## Goal of the exercise
Find the lines that hold the word "name" and return them.

## Given data
——
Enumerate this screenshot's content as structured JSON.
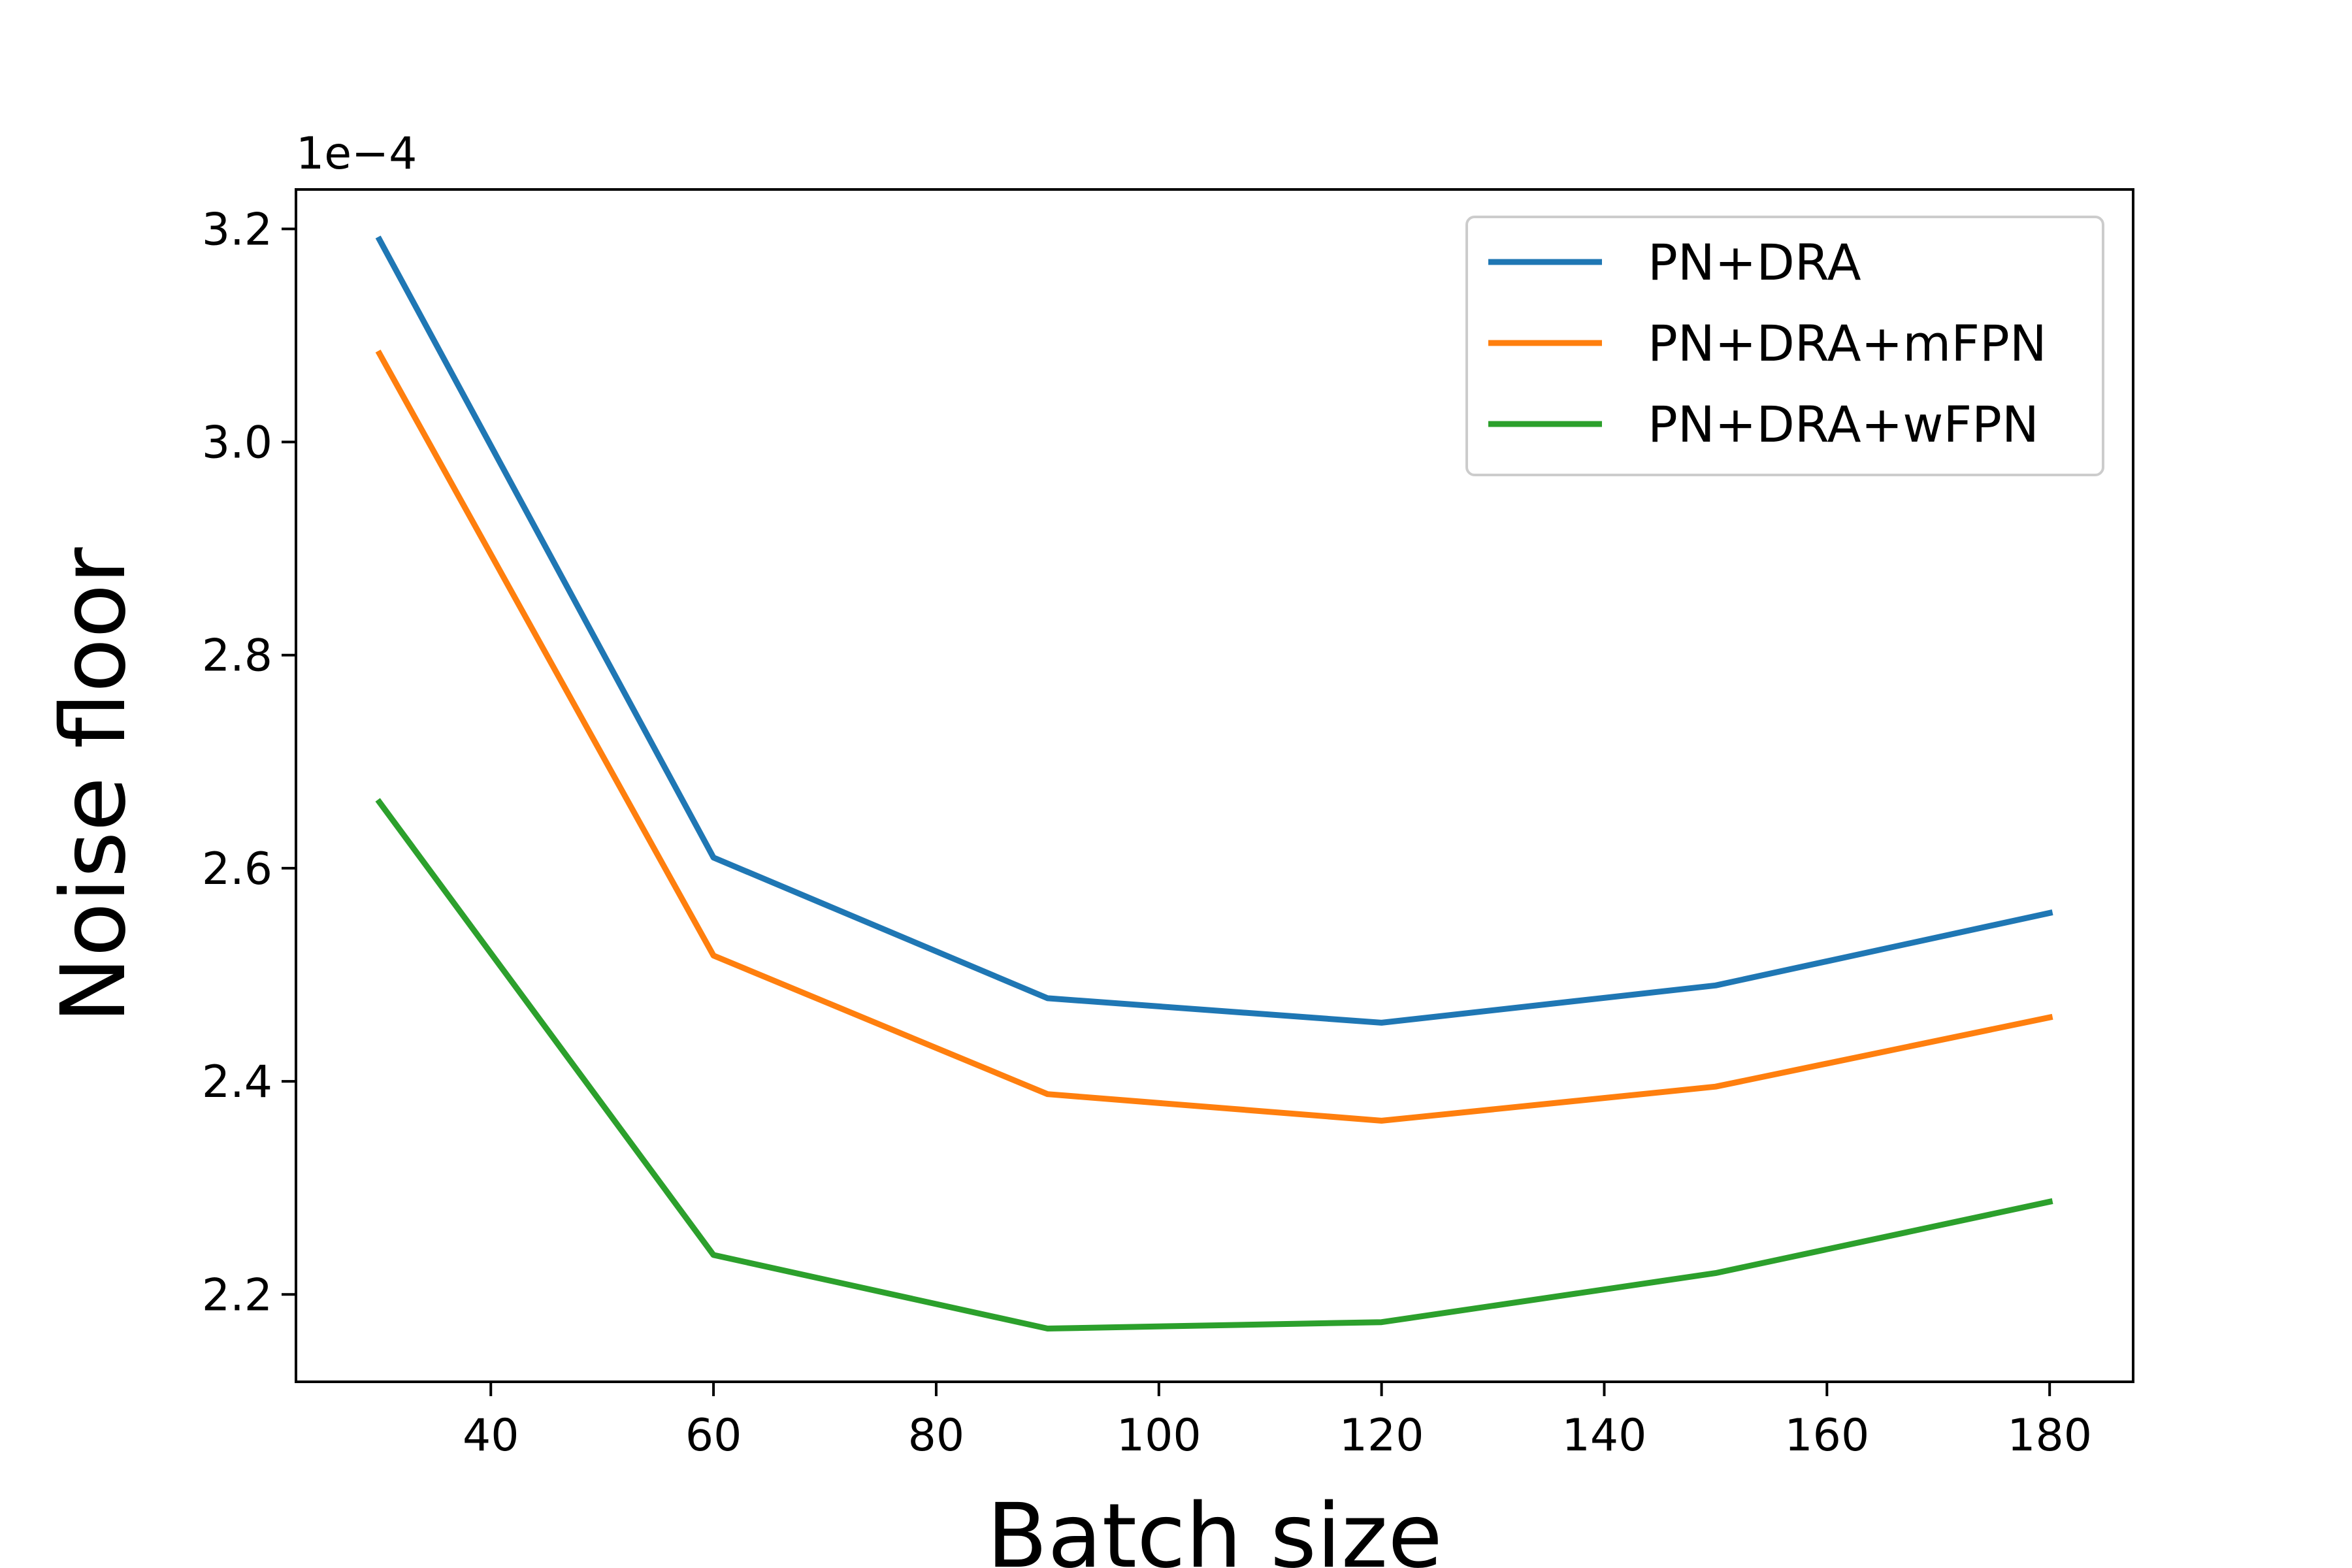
{
  "chart_data": {
    "type": "line",
    "title": "",
    "xlabel": "Batch size",
    "ylabel": "Noise floor",
    "y_offset_label": "1e−4",
    "y_scale_factor": 0.0001,
    "xlim": [
      22.5,
      187.5
    ],
    "ylim": [
      2.118,
      3.237
    ],
    "xticks": [
      40,
      60,
      80,
      100,
      120,
      140,
      160,
      180
    ],
    "yticks": [
      2.2,
      2.4,
      2.6,
      2.8,
      3.0,
      3.2
    ],
    "ytick_labels": [
      "2.2",
      "2.4",
      "2.6",
      "2.8",
      "3.0",
      "3.2"
    ],
    "grid": false,
    "legend_position": "top-right",
    "x": [
      30,
      60,
      90,
      120,
      150,
      180
    ],
    "series": [
      {
        "name": "PN+DRA",
        "color": "#1f77b4",
        "values": [
          3.19,
          2.61,
          2.478,
          2.455,
          2.49,
          2.558
        ]
      },
      {
        "name": "PN+DRA+mFPN",
        "color": "#ff7f0e",
        "values": [
          3.083,
          2.518,
          2.388,
          2.363,
          2.395,
          2.46
        ]
      },
      {
        "name": "PN+DRA+wFPN",
        "color": "#2ca02c",
        "values": [
          2.662,
          2.237,
          2.168,
          2.174,
          2.22,
          2.287
        ]
      }
    ]
  }
}
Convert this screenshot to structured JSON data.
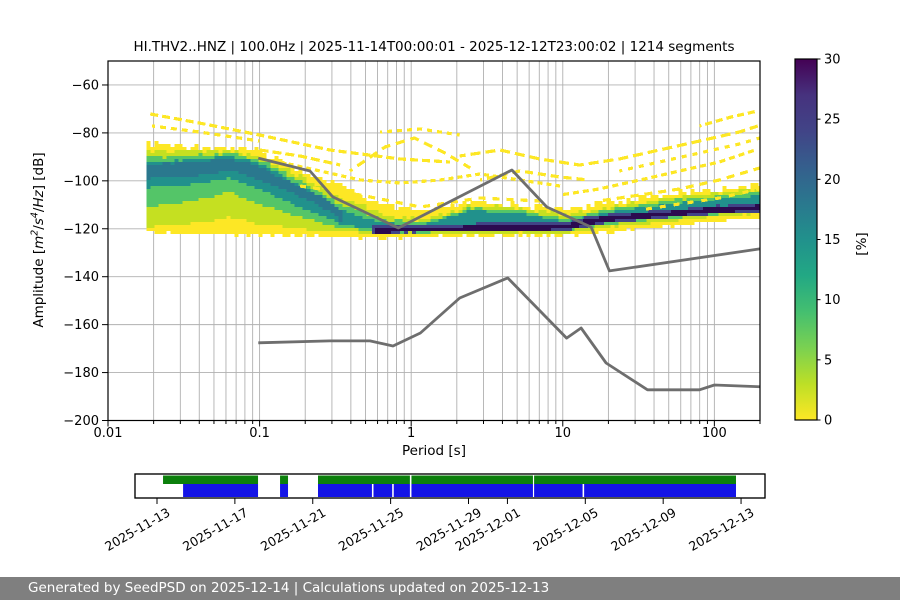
{
  "figure": {
    "footer": "Generated by SeedPSD on 2025-12-14 | Calculations updated on 2025-12-13"
  },
  "chart_data": {
    "type": "heatmap",
    "title": "HI.THV2..HNZ | 100.0Hz | 2025-11-14T00:00:01 - 2025-12-12T23:00:02 | 1214 segments",
    "xlabel": "Period [s]",
    "ylabel": "Amplitude [m2/s4/Hz] [dB]",
    "ylabel_parts": [
      {
        "t": "Amplitude ["
      },
      {
        "t": "m",
        "i": true
      },
      {
        "t": "2",
        "i": true,
        "s": true
      },
      {
        "t": "/"
      },
      {
        "t": "s",
        "i": true
      },
      {
        "t": "4",
        "i": true,
        "s": true
      },
      {
        "t": "/"
      },
      {
        "t": "Hz",
        "i": true
      },
      {
        "t": "] [dB]"
      }
    ],
    "xscale": "log",
    "xlim": [
      0.01,
      200
    ],
    "ylim": [
      -200,
      -50
    ],
    "xticks": {
      "values": [
        0.01,
        0.1,
        1,
        10,
        100
      ],
      "labels": [
        "0.01",
        "0.1",
        "1",
        "10",
        "100"
      ]
    },
    "yticks": {
      "values": [
        -60,
        -80,
        -100,
        -120,
        -140,
        -160,
        -180,
        -200
      ],
      "labels": [
        "−60",
        "−80",
        "−100",
        "−120",
        "−140",
        "−160",
        "−180",
        "−200"
      ]
    },
    "grid": true,
    "grid_color": "#b0b0b0",
    "colorbar": {
      "label": "[%]",
      "min": 0,
      "max": 30,
      "ticks": [
        0,
        5,
        10,
        15,
        20,
        25,
        30
      ],
      "colormap": "viridis_r",
      "stops_bottom_to_top": [
        "#fde725",
        "#bddf26",
        "#7ad151",
        "#44bf70",
        "#22a884",
        "#21918c",
        "#2a788e",
        "#355f8d",
        "#414487",
        "#46327e",
        "#440154"
      ]
    },
    "noise_models": {
      "color": "#6e6e6e",
      "high_noise_model": [
        [
          0.098,
          -90.5
        ],
        [
          0.215,
          -95.9
        ],
        [
          0.304,
          -106.7
        ],
        [
          0.822,
          -119.7
        ],
        [
          4.62,
          -95.5
        ],
        [
          7.84,
          -110.9
        ],
        [
          15.4,
          -119.3
        ],
        [
          20.3,
          -137.6
        ],
        [
          199,
          -128.4
        ]
      ],
      "low_noise_model": [
        [
          0.098,
          -167.6
        ],
        [
          0.291,
          -166.8
        ],
        [
          0.535,
          -166.8
        ],
        [
          0.759,
          -168.9
        ],
        [
          1.15,
          -163.5
        ],
        [
          2.09,
          -148.9
        ],
        [
          4.33,
          -140.5
        ],
        [
          10.6,
          -165.6
        ],
        [
          13.2,
          -161.4
        ],
        [
          19.3,
          -176.0
        ],
        [
          36.2,
          -187.2
        ],
        [
          79.8,
          -187.2
        ],
        [
          100,
          -185.2
        ],
        [
          215,
          -186.0
        ]
      ]
    },
    "density_bands": [
      {
        "pct": 0.5,
        "color": "#fde725",
        "jitter": 3,
        "pts": [
          [
            0.018,
            -84.2,
            -121.8
          ],
          [
            0.03,
            -85.5,
            -122.2
          ],
          [
            0.062,
            -85.9,
            -122.2
          ],
          [
            0.1,
            -88.0,
            -122.6
          ],
          [
            0.185,
            -95.5,
            -123.0
          ],
          [
            0.34,
            -102.1,
            -123.4
          ],
          [
            0.625,
            -110.5,
            -123.8
          ],
          [
            1.15,
            -113.0,
            -123.4
          ],
          [
            2.45,
            -109.2,
            -123.0
          ],
          [
            5.2,
            -110.1,
            -123.0
          ],
          [
            9.6,
            -112.2,
            -123.0
          ],
          [
            23.6,
            -108.0,
            -120.9
          ],
          [
            58.8,
            -105.1,
            -118.4
          ],
          [
            199,
            -101.3,
            -115.1
          ]
        ]
      },
      {
        "pct": 2,
        "color": "#c5e021",
        "jitter": 2,
        "pts": [
          [
            0.018,
            -87.5,
            -119.3
          ],
          [
            0.04,
            -87.5,
            -117.2
          ],
          [
            0.062,
            -87.1,
            -115.5
          ],
          [
            0.1,
            -90.5,
            -118.0
          ],
          [
            0.185,
            -98.4,
            -120.5
          ],
          [
            0.34,
            -107.2,
            -121.3
          ],
          [
            0.625,
            -113.8,
            -122.2
          ],
          [
            1.15,
            -116.3,
            -122.2
          ],
          [
            2.45,
            -110.5,
            -121.8
          ],
          [
            5.2,
            -111.3,
            -121.8
          ],
          [
            9.6,
            -114.2,
            -121.8
          ],
          [
            23.6,
            -110.1,
            -118.8
          ],
          [
            58.8,
            -106.7,
            -116.3
          ],
          [
            199,
            -103.4,
            -113.4
          ]
        ]
      },
      {
        "pct": 5,
        "color": "#54c568",
        "jitter": 1.4,
        "pts": [
          [
            0.018,
            -90.0,
            -110.9
          ],
          [
            0.04,
            -89.2,
            -108.0
          ],
          [
            0.062,
            -88.4,
            -104.7
          ],
          [
            0.1,
            -91.7,
            -110.1
          ],
          [
            0.185,
            -100.5,
            -115.5
          ],
          [
            0.34,
            -110.1,
            -119.7
          ],
          [
            0.625,
            -115.9,
            -121.3
          ],
          [
            1.15,
            -117.6,
            -121.8
          ],
          [
            2.45,
            -111.3,
            -120.5
          ],
          [
            5.2,
            -112.6,
            -120.9
          ],
          [
            9.6,
            -115.9,
            -121.3
          ],
          [
            23.6,
            -111.3,
            -117.6
          ],
          [
            58.8,
            -108.0,
            -115.1
          ],
          [
            199,
            -104.7,
            -112.6
          ]
        ]
      },
      {
        "pct": 10,
        "color": "#21918c",
        "jitter": 1,
        "pts": [
          [
            0.018,
            -92.1,
            -103.0
          ],
          [
            0.04,
            -90.9,
            -101.3
          ],
          [
            0.062,
            -89.6,
            -98.8
          ],
          [
            0.1,
            -93.0,
            -103.8
          ],
          [
            0.185,
            -102.1,
            -111.3
          ],
          [
            0.34,
            -112.2,
            -118.0
          ],
          [
            0.625,
            -117.2,
            -120.9
          ],
          [
            1.15,
            -118.4,
            -121.3
          ],
          [
            2.45,
            -112.2,
            -118.4
          ],
          [
            5.2,
            -113.8,
            -120.1
          ],
          [
            9.6,
            -117.2,
            -120.9
          ],
          [
            23.6,
            -112.2,
            -116.3
          ],
          [
            58.8,
            -108.8,
            -114.2
          ],
          [
            199,
            -105.9,
            -111.7
          ]
        ]
      },
      {
        "pct": 15,
        "color": "#2a788e",
        "jitter": 0.8,
        "pts": [
          [
            0.018,
            -93.4,
            -99.2
          ],
          [
            0.04,
            -92.1,
            -97.6
          ],
          [
            0.062,
            -90.5,
            -95.5
          ],
          [
            0.1,
            -94.2,
            -100.1
          ],
          [
            0.159,
            -100.9,
            -105.1
          ],
          [
            0.215,
            -104.7,
            -108.4
          ],
          [
            0.291,
            -109.2,
            -113.4
          ],
          [
            0.34,
            -112.2,
            -117.2
          ]
        ]
      },
      {
        "pct": 18,
        "color": "#414487",
        "jitter": 0.5,
        "pts": [
          [
            0.553,
            -118.4,
            -121.8
          ],
          [
            1.8,
            -118.0,
            -121.3
          ],
          [
            5.2,
            -117.2,
            -120.9
          ],
          [
            10.3,
            -116.8,
            -120.5
          ],
          [
            17.3,
            -114.2,
            -118.0
          ],
          [
            37.4,
            -112.6,
            -115.9
          ],
          [
            79.8,
            -110.9,
            -114.2
          ],
          [
            199,
            -109.2,
            -113.0
          ]
        ]
      },
      {
        "pct": 28,
        "color": "#2c0b50",
        "jitter": 0.4,
        "pts": [
          [
            0.578,
            -119.5,
            -121.6
          ],
          [
            1.8,
            -119.1,
            -121.2
          ],
          [
            5.2,
            -118.6,
            -120.7
          ],
          [
            10.3,
            -118.0,
            -120.1
          ],
          [
            17.3,
            -115.1,
            -117.2
          ],
          [
            37.4,
            -113.4,
            -115.3
          ],
          [
            79.8,
            -111.7,
            -113.6
          ],
          [
            199,
            -110.1,
            -112.2
          ]
        ]
      }
    ],
    "low_probability_traces": {
      "color": "#fde725",
      "polylines": [
        [
          [
            0.019,
            -72.1
          ],
          [
            0.04,
            -75.4
          ],
          [
            0.1,
            -80.9
          ],
          [
            0.291,
            -87.1
          ],
          [
            0.847,
            -90.5
          ],
          [
            1.8,
            -92.5
          ]
        ],
        [
          [
            0.0195,
            -77.1
          ],
          [
            0.04,
            -79.6
          ],
          [
            0.1,
            -83.8
          ]
        ],
        [
          [
            0.394,
            -95.5
          ],
          [
            0.672,
            -86.3
          ],
          [
            1.05,
            -82.5
          ],
          [
            1.67,
            -88.0
          ],
          [
            2.45,
            -94.6
          ]
        ],
        [
          [
            0.136,
            -92.1
          ],
          [
            0.251,
            -95.5
          ],
          [
            0.462,
            -99.2
          ],
          [
            0.847,
            -101.3
          ],
          [
            1.55,
            -100.1
          ],
          [
            2.85,
            -96.7
          ],
          [
            5.21,
            -100.1
          ],
          [
            9.6,
            -102.6
          ]
        ],
        [
          [
            0.185,
            -102.1
          ],
          [
            0.462,
            -106.3
          ],
          [
            1.15,
            -110.5
          ],
          [
            2.85,
            -106.7
          ],
          [
            7.07,
            -108.4
          ]
        ],
        [
          [
            2.09,
            -89.6
          ],
          [
            3.85,
            -87.5
          ],
          [
            7.07,
            -90.9
          ],
          [
            12.9,
            -93.8
          ],
          [
            23.6,
            -90.5
          ],
          [
            43.4,
            -87.1
          ],
          [
            79.8,
            -83.4
          ],
          [
            146,
            -79.2
          ],
          [
            193,
            -77.1
          ]
        ],
        [
          [
            9.6,
            -106.3
          ],
          [
            17.3,
            -103.4
          ],
          [
            32.3,
            -100.1
          ],
          [
            58.8,
            -96.3
          ],
          [
            108,
            -92.1
          ],
          [
            186,
            -87.5
          ]
        ],
        [
          [
            17.3,
            -108.4
          ],
          [
            32.3,
            -105.9
          ],
          [
            58.8,
            -103.0
          ],
          [
            108,
            -99.2
          ],
          [
            199,
            -95.1
          ]
        ],
        [
          [
            23.6,
            -95.9
          ],
          [
            43.4,
            -92.5
          ],
          [
            79.8,
            -88.4
          ],
          [
            146,
            -84.2
          ],
          [
            199,
            -81.7
          ]
        ],
        [
          [
            79.8,
            -76.7
          ],
          [
            129,
            -73.4
          ],
          [
            193,
            -70.4
          ]
        ],
        [
          [
            32.3,
            -112.6
          ],
          [
            58.8,
            -110.1
          ],
          [
            108,
            -106.7
          ],
          [
            199,
            -103.4
          ]
        ],
        [
          [
            0.1,
            -86.7
          ],
          [
            0.185,
            -90.0
          ],
          [
            0.34,
            -93.4
          ]
        ],
        [
          [
            0.625,
            -79.2
          ],
          [
            1.15,
            -77.9
          ],
          [
            2.09,
            -81.3
          ]
        ],
        [
          [
            2.85,
            -99.2
          ],
          [
            5.21,
            -95.9
          ],
          [
            9.6,
            -98.0
          ],
          [
            14.8,
            -100.1
          ]
        ]
      ]
    },
    "availability": {
      "axis_days": [
        -1.13,
        31.23
      ],
      "ticks": [
        {
          "day": 0,
          "label": "2025-11-13"
        },
        {
          "day": 4,
          "label": "2025-11-17"
        },
        {
          "day": 8,
          "label": "2025-11-21"
        },
        {
          "day": 12,
          "label": "2025-11-25"
        },
        {
          "day": 16,
          "label": "2025-11-29"
        },
        {
          "day": 18,
          "label": "2025-12-01"
        },
        {
          "day": 22,
          "label": "2025-12-05"
        },
        {
          "day": 26,
          "label": "2025-12-09"
        },
        {
          "day": 30,
          "label": "2025-12-13"
        }
      ],
      "green_color": "#0c800c",
      "blue_color": "#1414e6",
      "green_segments_days": [
        [
          0.31,
          5.19
        ],
        [
          6.32,
          6.73
        ],
        [
          8.27,
          12.99
        ],
        [
          13.07,
          19.31
        ],
        [
          19.37,
          29.74
        ]
      ],
      "blue_segments_days": [
        [
          1.34,
          5.19
        ],
        [
          6.32,
          6.73
        ],
        [
          8.27,
          11.04
        ],
        [
          11.12,
          12.08
        ],
        [
          12.16,
          12.99
        ],
        [
          13.07,
          19.31
        ],
        [
          19.37,
          21.86
        ],
        [
          21.94,
          29.74
        ]
      ]
    }
  }
}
——
## The response
        "name": "PN+DRA",
        "name": "PN+DRA+mFPN",
        "name": "PN+DRA+wFPN",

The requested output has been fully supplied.